BEGIN LISTING

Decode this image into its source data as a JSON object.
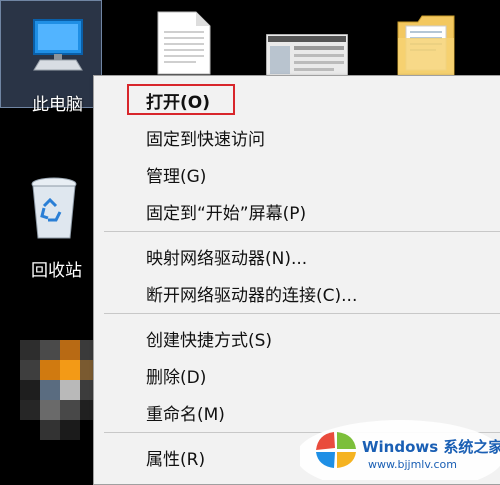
{
  "desktop": {
    "this_pc_label": "此电脑",
    "recycle_bin_label": "回收站"
  },
  "context_menu": {
    "items": [
      {
        "label": "打开(O)",
        "bold": true
      },
      {
        "label": "固定到快速访问"
      },
      {
        "label": "管理(G)"
      },
      {
        "label": "固定到“开始”屏幕(P)"
      },
      {
        "label": "映射网络驱动器(N)..."
      },
      {
        "label": "断开网络驱动器的连接(C)..."
      },
      {
        "label": "创建快捷方式(S)"
      },
      {
        "label": "删除(D)"
      },
      {
        "label": "重命名(M)"
      },
      {
        "label": "属性(R)"
      }
    ]
  },
  "watermark": {
    "brand": "Windows 系统之家",
    "url": "www.bjjmlv.com"
  },
  "colors": {
    "highlight_border": "#d8262b",
    "menu_bg": "#f2f2f2",
    "watermark_blue": "#1a5fb4"
  }
}
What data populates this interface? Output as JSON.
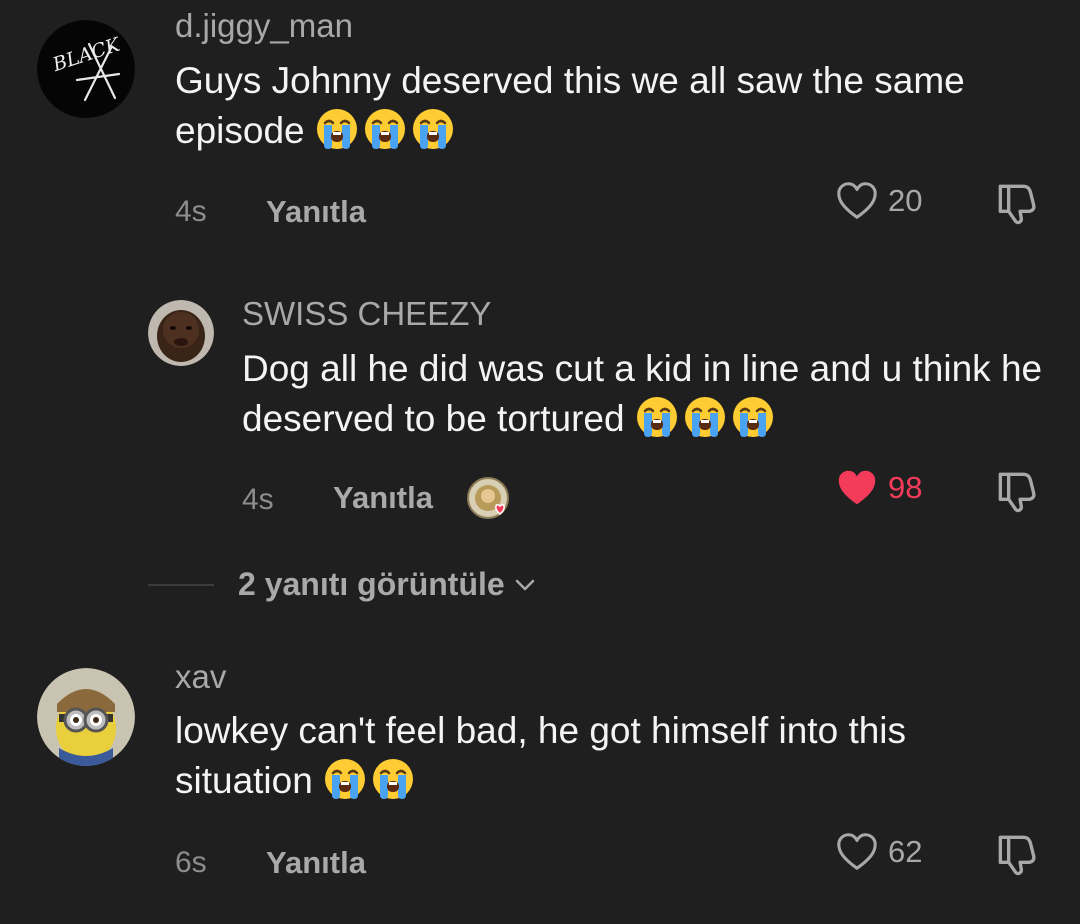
{
  "comments": [
    {
      "username": "d.jiggy_man",
      "text": "Guys Johnny deserved this we all saw the same episode",
      "emoji_count": 3,
      "time": "4s",
      "reply_label": "Yanıtla",
      "likes": "20",
      "liked": false
    },
    {
      "username": "SWISS CHEEZY",
      "text": "Dog all he did was cut a kid in line and u think he deserved to be tortured",
      "emoji_count": 3,
      "time": "4s",
      "reply_label": "Yanıtla",
      "likes": "98",
      "liked": true
    },
    {
      "username": "xav",
      "text": "lowkey can't feel bad, he got himself into this situation",
      "emoji_count": 2,
      "time": "6s",
      "reply_label": "Yanıtla",
      "likes": "62",
      "liked": false
    }
  ],
  "view_replies": {
    "label": "2 yanıtı görüntüle"
  },
  "avatar1_logo_text": "BLACK",
  "colors": {
    "background": "#1f1f1f",
    "liked": "#f43c5a",
    "muted": "#a8a8a8"
  },
  "icons": {
    "like": "heart-outline-icon",
    "liked": "heart-filled-icon",
    "dislike": "thumbs-down-icon",
    "emoji": "loudly-crying-face-emoji",
    "chevron": "chevron-down-icon"
  }
}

END LISTING

WHAT TO PRODUCE:
Exclude the pictures. Write out the remaining data exactly.

COMPLETE RESPONSE:
Decode this image into its source data as a JSON object.
{
  "desktop": {
    "this_pc_label": "此电脑",
    "recycle_bin_label": "回收站"
  },
  "context_menu": {
    "items": [
      {
        "label": "打开(O)",
        "bold": true
      },
      {
        "label": "固定到快速访问"
      },
      {
        "label": "管理(G)"
      },
      {
        "label": "固定到“开始”屏幕(P)"
      },
      {
        "label": "映射网络驱动器(N)..."
      },
      {
        "label": "断开网络驱动器的连接(C)..."
      },
      {
        "label": "创建快捷方式(S)"
      },
      {
        "label": "删除(D)"
      },
      {
        "label": "重命名(M)"
      },
      {
        "label": "属性(R)"
      }
    ]
  },
  "watermark": {
    "brand": "Windows 系统之家",
    "url": "www.bjjmlv.com"
  },
  "colors": {
    "highlight_border": "#d8262b",
    "menu_bg": "#f2f2f2",
    "watermark_blue": "#1a5fb4"
  }
}
What data populates this interface? Output as JSON.
{
  "comments": [
    {
      "username": "d.jiggy_man",
      "text": "Guys Johnny deserved this we all saw the same episode",
      "emoji_count": 3,
      "time": "4s",
      "reply_label": "Yanıtla",
      "likes": "20",
      "liked": false
    },
    {
      "username": "SWISS CHEEZY",
      "text": "Dog all he did was cut a kid in line and u think he deserved to be tortured",
      "emoji_count": 3,
      "time": "4s",
      "reply_label": "Yanıtla",
      "likes": "98",
      "liked": true
    },
    {
      "username": "xav",
      "text": "lowkey can't feel bad, he got himself into this situation",
      "emoji_count": 2,
      "time": "6s",
      "reply_label": "Yanıtla",
      "likes": "62",
      "liked": false
    }
  ],
  "view_replies": {
    "label": "2 yanıtı görüntüle"
  },
  "avatar1_logo_text": "BLACK",
  "colors": {
    "background": "#1f1f1f",
    "liked": "#f43c5a",
    "muted": "#a8a8a8"
  },
  "icons": {
    "like": "heart-outline-icon",
    "liked": "heart-filled-icon",
    "dislike": "thumbs-down-icon",
    "emoji": "loudly-crying-face-emoji",
    "chevron": "chevron-down-icon"
  }
}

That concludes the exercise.